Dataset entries
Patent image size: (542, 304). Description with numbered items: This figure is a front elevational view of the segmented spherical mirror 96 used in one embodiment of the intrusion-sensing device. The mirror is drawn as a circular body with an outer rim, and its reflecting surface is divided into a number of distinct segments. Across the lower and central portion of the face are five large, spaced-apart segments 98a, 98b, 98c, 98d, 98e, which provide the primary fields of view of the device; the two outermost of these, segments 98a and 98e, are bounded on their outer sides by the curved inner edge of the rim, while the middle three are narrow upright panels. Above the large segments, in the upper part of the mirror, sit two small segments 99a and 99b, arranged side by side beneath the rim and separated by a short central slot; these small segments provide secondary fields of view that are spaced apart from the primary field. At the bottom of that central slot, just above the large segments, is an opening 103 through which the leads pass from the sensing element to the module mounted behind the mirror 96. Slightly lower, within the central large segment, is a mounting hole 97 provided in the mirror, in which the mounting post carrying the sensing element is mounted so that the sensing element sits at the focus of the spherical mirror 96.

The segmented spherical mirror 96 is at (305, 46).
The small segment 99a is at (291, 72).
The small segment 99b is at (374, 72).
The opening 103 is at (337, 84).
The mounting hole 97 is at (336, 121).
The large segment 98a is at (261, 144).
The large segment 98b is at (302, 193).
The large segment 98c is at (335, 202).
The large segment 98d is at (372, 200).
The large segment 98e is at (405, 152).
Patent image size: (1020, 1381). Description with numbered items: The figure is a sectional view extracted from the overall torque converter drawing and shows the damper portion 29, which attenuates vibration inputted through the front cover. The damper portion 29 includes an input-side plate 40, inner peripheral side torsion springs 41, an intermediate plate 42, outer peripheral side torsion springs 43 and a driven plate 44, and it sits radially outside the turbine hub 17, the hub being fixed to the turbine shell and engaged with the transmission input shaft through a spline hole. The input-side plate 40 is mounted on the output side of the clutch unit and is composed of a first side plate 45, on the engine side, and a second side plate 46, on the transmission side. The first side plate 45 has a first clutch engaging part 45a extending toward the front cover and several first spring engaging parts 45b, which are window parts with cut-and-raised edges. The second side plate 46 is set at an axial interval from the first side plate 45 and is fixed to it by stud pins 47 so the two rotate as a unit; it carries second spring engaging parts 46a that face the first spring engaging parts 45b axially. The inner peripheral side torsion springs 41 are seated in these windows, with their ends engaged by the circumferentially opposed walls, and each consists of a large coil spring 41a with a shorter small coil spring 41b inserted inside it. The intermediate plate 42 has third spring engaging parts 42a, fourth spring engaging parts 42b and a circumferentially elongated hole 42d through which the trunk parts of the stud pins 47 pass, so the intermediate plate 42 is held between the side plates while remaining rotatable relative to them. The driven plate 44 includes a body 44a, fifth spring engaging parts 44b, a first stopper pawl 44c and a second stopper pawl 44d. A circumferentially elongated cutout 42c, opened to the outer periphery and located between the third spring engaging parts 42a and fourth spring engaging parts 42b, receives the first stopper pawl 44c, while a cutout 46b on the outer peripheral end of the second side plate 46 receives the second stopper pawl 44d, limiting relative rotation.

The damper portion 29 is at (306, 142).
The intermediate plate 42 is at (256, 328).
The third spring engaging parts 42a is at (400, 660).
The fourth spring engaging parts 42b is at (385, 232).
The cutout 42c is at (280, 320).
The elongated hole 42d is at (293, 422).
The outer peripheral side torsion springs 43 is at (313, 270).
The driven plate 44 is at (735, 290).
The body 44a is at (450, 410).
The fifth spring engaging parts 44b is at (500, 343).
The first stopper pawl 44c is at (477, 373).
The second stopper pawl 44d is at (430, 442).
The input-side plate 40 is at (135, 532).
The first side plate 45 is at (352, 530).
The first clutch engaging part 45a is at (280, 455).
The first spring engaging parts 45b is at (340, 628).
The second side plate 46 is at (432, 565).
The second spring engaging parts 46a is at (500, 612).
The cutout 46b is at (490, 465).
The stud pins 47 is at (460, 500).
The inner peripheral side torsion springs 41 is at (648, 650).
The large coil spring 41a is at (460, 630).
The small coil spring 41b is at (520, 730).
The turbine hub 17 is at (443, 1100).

### Your instructions
Convert the portion of the data that runs from its beginning through the line containing "The large segment 98e is at (405, 152).", inclusive, into a JSON list of strings with one string per line, omitting blank lines.

### Full answer
[
  "Patent image size: (542, 304). Description with numbered items: This figure is a front elevational view of the segmented spherical mirror 96 used in one embodiment of the intrusion-sensing device. The mirror is drawn as a circular body with an outer rim, and its reflecting surface is divided into a number of distinct segments. Across the lower and central portion of the face are five large, spaced-apart segments 98a, 98b, 98c, 98d, 98e, which provide the primary fields of view of the device; the two outermost of these, segments 98a and 98e, are bounded on their outer sides by the curved inner edge of the rim, while the middle three are narrow upright panels. Above the large segments, in the upper part of the mirror, sit two small segments 99a and 99b, arranged side by side beneath the rim and separated by a short central slot; these small segments provide secondary fields of view that are spaced apart from the primary field. At the bottom of that central slot, just above the large segments, is an opening 103 through which the leads pass from the sensing element to the module mounted behind the mirror 96. Slightly lower, within the central large segment, is a mounting hole 97 provided in the mirror, in which the mounting post carrying the sensing element is mounted so that the sensing element sits at the focus of the spherical mirror 96.",
  "The segmented spherical mirror 96 is at (305, 46).",
  "The small segment 99a is at (291, 72).",
  "The small segment 99b is at (374, 72).",
  "The opening 103 is at (337, 84).",
  "The mounting hole 97 is at (336, 121).",
  "The large segment 98a is at (261, 144).",
  "The large segment 98b is at (302, 193).",
  "The large segment 98c is at (335, 202).",
  "The large segment 98d is at (372, 200).",
  "The large segment 98e is at (405, 152)."
]